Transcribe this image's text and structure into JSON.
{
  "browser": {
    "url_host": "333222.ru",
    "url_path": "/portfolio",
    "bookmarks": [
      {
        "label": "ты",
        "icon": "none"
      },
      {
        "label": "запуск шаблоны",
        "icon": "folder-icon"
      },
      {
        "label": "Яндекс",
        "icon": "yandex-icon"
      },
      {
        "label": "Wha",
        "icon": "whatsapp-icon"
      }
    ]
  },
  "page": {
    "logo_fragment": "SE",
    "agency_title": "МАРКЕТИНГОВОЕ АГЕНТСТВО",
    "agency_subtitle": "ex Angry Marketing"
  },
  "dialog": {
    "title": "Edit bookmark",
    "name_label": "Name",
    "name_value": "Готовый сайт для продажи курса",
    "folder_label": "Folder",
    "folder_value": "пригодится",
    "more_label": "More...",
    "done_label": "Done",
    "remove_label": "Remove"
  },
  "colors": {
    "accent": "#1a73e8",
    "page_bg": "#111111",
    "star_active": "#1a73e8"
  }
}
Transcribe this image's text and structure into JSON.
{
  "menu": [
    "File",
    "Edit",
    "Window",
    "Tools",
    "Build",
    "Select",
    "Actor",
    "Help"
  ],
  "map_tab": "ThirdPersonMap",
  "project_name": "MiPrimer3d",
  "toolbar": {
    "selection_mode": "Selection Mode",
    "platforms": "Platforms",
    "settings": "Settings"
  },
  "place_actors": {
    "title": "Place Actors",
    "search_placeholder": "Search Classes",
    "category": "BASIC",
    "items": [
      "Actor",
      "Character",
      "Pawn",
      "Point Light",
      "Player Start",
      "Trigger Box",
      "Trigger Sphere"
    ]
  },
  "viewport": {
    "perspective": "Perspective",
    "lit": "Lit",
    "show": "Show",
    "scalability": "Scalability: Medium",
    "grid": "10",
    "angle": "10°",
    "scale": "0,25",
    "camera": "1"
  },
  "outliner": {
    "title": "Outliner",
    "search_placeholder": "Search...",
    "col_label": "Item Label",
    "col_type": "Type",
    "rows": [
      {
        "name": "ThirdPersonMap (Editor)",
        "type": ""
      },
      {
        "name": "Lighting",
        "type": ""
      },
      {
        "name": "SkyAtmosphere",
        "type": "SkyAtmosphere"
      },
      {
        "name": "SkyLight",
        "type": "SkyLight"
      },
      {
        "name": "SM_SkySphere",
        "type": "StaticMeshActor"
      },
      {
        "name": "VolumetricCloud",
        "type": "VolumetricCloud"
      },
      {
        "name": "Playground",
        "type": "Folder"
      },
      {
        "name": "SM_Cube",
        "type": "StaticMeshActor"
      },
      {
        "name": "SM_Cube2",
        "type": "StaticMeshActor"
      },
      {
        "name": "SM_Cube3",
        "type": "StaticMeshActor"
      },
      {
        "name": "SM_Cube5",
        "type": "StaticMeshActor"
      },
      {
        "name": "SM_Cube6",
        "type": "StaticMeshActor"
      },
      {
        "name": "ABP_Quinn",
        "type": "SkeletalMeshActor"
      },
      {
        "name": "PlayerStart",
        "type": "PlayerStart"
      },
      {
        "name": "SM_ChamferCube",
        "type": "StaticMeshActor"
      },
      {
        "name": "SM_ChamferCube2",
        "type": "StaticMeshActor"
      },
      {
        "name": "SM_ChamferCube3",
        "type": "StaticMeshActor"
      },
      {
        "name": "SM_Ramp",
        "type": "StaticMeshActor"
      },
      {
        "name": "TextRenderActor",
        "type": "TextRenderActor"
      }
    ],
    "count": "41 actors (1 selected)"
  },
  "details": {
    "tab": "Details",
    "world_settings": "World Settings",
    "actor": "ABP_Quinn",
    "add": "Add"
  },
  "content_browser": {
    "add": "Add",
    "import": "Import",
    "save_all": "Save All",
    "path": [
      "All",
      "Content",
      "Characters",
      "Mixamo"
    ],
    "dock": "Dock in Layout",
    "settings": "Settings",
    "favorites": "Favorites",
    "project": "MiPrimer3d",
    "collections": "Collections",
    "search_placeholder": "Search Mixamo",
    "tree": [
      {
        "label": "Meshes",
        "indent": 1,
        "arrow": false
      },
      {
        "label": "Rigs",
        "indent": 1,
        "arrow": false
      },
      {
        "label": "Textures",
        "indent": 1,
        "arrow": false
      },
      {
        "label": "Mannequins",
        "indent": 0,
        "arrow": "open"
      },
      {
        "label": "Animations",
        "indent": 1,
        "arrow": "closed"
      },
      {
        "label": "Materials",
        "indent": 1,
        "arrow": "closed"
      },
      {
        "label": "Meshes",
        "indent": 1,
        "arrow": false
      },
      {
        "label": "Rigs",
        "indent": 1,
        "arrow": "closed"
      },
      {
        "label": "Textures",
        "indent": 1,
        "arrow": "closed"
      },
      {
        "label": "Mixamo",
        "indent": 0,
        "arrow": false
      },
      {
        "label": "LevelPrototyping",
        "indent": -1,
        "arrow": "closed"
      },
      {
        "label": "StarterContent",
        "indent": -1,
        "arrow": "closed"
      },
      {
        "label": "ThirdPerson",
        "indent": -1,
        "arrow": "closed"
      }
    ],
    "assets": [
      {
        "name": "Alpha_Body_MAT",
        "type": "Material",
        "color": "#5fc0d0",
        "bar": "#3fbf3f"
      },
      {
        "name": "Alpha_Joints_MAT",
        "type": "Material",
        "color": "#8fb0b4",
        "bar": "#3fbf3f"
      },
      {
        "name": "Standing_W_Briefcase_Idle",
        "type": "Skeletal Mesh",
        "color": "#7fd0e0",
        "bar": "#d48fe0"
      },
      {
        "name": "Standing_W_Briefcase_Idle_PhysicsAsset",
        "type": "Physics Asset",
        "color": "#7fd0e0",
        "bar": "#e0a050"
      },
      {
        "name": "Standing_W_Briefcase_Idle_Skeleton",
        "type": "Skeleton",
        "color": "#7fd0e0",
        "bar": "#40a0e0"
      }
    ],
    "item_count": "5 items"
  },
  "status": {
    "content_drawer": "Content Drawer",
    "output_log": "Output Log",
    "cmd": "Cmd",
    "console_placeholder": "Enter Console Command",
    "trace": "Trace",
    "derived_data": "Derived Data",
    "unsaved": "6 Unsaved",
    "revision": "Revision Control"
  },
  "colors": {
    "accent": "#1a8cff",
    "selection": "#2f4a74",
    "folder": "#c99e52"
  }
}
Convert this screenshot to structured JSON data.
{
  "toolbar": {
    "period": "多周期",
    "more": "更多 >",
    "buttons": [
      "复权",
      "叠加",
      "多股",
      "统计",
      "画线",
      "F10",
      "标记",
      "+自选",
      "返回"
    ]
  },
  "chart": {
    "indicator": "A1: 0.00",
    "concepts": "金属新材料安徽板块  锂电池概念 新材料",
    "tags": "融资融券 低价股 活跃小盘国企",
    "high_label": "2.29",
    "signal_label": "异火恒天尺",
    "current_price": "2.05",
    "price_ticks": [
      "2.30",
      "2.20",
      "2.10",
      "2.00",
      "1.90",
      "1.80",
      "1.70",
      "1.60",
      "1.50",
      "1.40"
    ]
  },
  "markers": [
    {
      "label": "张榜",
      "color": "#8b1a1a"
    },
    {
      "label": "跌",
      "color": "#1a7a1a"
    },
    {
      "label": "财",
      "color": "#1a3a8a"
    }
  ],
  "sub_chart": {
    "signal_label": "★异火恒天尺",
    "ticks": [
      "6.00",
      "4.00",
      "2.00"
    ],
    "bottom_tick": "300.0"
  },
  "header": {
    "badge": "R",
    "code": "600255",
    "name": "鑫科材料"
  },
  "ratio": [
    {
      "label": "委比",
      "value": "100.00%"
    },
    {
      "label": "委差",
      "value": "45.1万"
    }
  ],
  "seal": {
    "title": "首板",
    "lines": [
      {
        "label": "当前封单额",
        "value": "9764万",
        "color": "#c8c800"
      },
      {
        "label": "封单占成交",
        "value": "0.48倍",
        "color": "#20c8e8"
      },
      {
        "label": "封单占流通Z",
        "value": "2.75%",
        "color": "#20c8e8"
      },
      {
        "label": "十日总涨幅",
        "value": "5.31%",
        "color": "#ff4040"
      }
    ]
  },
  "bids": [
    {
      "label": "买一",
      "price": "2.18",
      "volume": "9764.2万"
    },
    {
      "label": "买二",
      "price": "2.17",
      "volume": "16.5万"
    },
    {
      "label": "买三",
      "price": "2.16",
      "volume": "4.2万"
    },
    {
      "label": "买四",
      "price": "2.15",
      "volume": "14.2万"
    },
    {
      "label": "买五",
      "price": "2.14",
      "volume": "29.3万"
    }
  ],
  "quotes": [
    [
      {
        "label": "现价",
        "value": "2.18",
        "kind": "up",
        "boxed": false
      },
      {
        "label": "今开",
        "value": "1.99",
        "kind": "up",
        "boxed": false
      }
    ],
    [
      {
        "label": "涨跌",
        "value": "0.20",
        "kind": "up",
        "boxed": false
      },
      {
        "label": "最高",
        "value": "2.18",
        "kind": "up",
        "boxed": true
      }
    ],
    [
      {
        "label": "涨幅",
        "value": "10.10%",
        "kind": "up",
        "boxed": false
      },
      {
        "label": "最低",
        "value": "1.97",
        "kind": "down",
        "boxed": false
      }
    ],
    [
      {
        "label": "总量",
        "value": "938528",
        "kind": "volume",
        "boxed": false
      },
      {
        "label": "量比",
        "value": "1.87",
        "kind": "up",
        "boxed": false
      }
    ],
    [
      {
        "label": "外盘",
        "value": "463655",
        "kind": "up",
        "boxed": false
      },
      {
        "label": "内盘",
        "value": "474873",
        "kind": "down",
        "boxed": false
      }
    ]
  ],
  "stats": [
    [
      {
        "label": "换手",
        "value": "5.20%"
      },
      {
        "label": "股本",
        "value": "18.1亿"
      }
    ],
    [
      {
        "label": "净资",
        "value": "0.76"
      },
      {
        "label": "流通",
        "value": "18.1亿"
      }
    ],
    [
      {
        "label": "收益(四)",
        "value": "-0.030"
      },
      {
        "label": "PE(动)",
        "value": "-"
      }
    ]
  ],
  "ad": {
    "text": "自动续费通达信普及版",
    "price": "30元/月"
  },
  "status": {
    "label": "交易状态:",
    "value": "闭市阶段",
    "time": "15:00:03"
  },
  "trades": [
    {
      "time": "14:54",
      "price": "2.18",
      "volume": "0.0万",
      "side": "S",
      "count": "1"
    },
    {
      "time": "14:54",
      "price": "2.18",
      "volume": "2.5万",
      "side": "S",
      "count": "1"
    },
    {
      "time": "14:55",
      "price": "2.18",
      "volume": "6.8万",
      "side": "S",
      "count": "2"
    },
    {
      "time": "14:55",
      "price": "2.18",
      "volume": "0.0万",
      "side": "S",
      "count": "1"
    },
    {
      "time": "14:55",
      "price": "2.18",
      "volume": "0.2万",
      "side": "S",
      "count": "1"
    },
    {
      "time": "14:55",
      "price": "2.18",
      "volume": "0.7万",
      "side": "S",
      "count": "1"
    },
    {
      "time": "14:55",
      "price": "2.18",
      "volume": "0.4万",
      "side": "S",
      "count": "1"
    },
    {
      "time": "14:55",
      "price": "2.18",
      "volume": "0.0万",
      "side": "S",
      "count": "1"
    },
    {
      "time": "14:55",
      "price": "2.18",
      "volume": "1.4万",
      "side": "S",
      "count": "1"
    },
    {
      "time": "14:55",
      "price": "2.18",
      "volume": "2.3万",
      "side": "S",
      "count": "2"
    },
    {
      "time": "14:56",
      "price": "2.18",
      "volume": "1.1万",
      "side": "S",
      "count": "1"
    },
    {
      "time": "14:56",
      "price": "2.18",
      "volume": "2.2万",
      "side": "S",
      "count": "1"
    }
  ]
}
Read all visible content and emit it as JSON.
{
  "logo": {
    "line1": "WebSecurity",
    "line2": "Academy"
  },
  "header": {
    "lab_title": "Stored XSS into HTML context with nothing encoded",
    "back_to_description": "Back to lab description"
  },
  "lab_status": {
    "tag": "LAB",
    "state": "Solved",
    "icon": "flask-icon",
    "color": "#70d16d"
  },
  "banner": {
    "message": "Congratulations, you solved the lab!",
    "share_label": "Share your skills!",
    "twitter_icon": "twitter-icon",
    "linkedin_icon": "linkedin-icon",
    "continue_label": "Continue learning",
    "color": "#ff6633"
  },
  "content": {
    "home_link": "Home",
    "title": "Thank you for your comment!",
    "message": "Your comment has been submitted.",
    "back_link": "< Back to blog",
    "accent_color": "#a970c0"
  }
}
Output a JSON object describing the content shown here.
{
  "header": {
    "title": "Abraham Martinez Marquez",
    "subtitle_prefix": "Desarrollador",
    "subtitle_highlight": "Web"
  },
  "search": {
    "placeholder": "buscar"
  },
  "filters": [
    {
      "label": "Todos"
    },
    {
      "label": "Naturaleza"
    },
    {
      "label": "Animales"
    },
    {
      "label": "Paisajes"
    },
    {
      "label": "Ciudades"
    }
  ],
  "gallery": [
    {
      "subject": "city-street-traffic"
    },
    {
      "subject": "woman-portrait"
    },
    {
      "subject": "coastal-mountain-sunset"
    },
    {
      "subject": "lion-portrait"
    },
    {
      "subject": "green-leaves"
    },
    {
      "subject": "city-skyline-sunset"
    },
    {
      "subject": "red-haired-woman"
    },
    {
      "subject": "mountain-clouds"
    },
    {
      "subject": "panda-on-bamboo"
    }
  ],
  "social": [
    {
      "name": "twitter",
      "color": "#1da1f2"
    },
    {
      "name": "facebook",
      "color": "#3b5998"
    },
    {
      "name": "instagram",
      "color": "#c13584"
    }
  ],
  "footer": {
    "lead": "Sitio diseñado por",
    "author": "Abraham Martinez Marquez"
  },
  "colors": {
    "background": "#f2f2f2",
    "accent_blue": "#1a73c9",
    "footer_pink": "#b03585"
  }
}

---

Scan the listing above. Collect all lines with the word "PlayerStart".

        "name": "PlayerStart",
        "type": "PlayerStart"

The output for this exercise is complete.